Entries provided ▸
▬▬▬

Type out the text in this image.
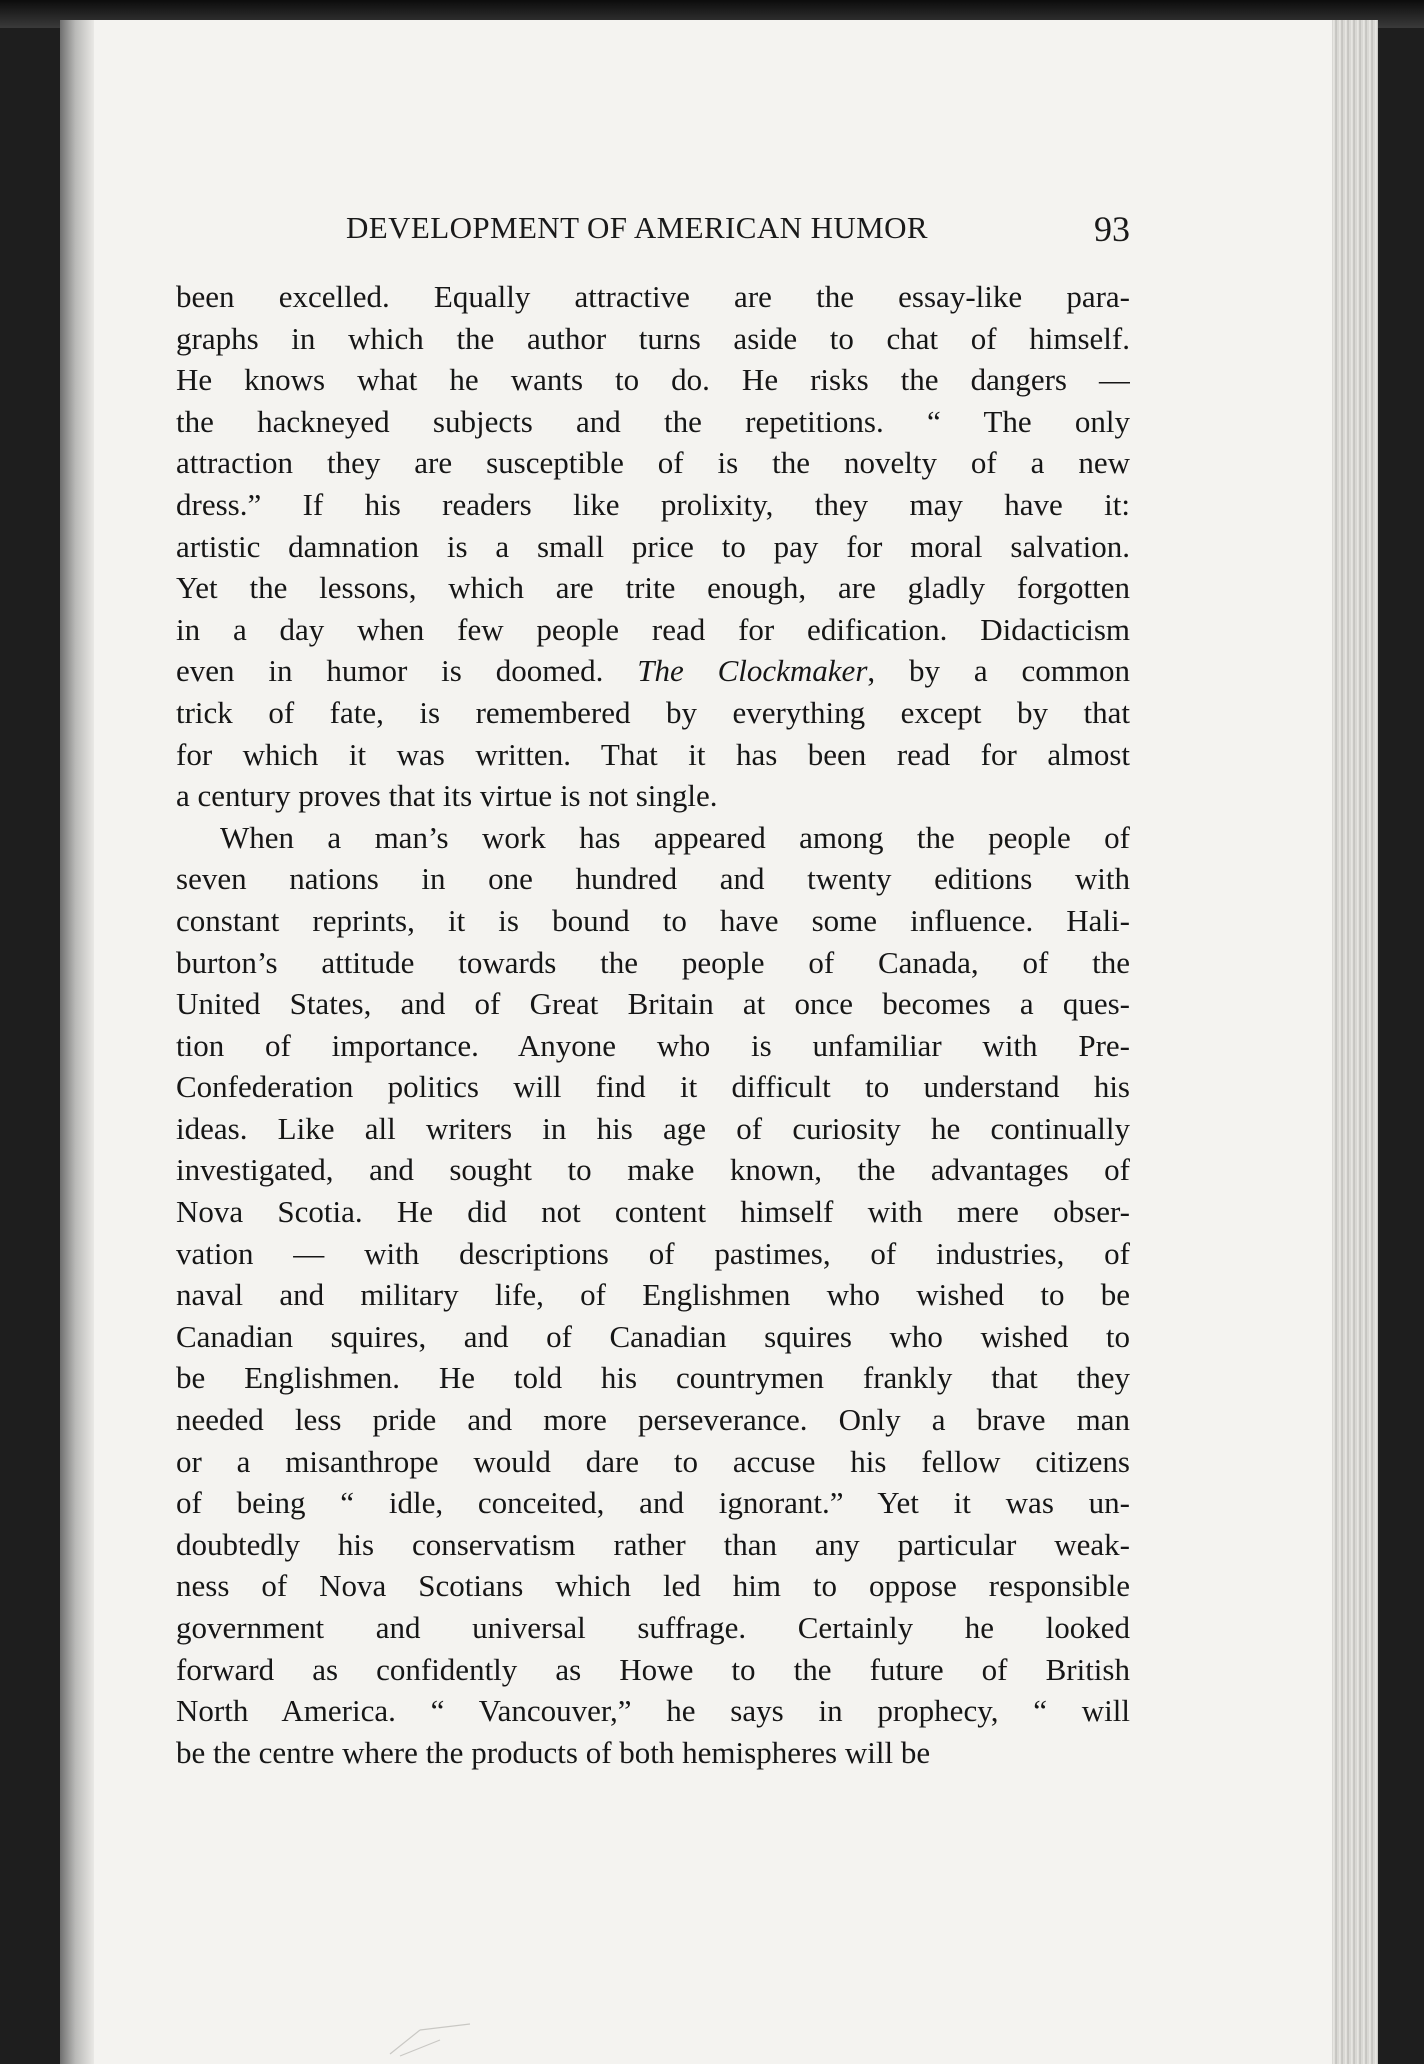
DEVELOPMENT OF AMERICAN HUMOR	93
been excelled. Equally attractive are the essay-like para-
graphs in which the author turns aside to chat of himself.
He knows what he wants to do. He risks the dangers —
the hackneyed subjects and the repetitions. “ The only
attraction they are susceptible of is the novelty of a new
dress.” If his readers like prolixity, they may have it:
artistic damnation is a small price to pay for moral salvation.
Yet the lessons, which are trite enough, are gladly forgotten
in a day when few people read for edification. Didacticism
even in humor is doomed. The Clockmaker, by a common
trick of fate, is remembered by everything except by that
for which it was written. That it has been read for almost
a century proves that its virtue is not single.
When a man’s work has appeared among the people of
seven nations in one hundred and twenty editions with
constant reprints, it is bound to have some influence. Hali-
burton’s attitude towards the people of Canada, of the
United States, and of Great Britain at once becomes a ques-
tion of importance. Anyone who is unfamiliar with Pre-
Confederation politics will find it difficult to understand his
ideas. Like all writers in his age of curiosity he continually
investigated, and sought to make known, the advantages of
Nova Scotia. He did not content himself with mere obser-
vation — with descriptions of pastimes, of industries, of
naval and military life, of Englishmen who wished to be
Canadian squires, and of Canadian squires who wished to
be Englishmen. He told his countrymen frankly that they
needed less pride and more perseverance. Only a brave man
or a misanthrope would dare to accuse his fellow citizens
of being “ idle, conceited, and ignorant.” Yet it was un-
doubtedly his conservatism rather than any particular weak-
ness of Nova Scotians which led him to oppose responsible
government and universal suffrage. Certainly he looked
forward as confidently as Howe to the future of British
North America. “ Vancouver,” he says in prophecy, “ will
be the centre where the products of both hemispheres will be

▬▬▬

What needs to be done ▸ Any pictures should be dropped; transcribe the rest of the records above exactly.

Written answer ▸
Type out the text in this image.
DEVELOPMENT OF AMERICAN HUMOR	93
been excelled. Equally attractive are the essay-like para-
graphs in which the author turns aside to chat of himself.
He knows what he wants to do. He risks the dangers —
the hackneyed subjects and the repetitions. “ The only
attraction they are susceptible of is the novelty of a new
dress.” If his readers like prolixity, they may have it:
artistic damnation is a small price to pay for moral salvation.
Yet the lessons, which are trite enough, are gladly forgotten
in a day when few people read for edification. Didacticism
even in humor is doomed. The Clockmaker, by a common
trick of fate, is remembered by everything except by that
for which it was written. That it has been read for almost
a century proves that its virtue is not single.
When a man’s work has appeared among the people of
seven nations in one hundred and twenty editions with
constant reprints, it is bound to have some influence. Hali-
burton’s attitude towards the people of Canada, of the
United States, and of Great Britain at once becomes a ques-
tion of importance. Anyone who is unfamiliar with Pre-
Confederation politics will find it difficult to understand his
ideas. Like all writers in his age of curiosity he continually
investigated, and sought to make known, the advantages of
Nova Scotia. He did not content himself with mere obser-
vation — with descriptions of pastimes, of industries, of
naval and military life, of Englishmen who wished to be
Canadian squires, and of Canadian squires who wished to
be Englishmen. He told his countrymen frankly that they
needed less pride and more perseverance. Only a brave man
or a misanthrope would dare to accuse his fellow citizens
of being “ idle, conceited, and ignorant.” Yet it was un-
doubtedly his conservatism rather than any particular weak-
ness of Nova Scotians which led him to oppose responsible
government and universal suffrage. Certainly he looked
forward as confidently as Howe to the future of British
North America. “ Vancouver,” he says in prophecy, “ will
be the centre where the products of both hemispheres will be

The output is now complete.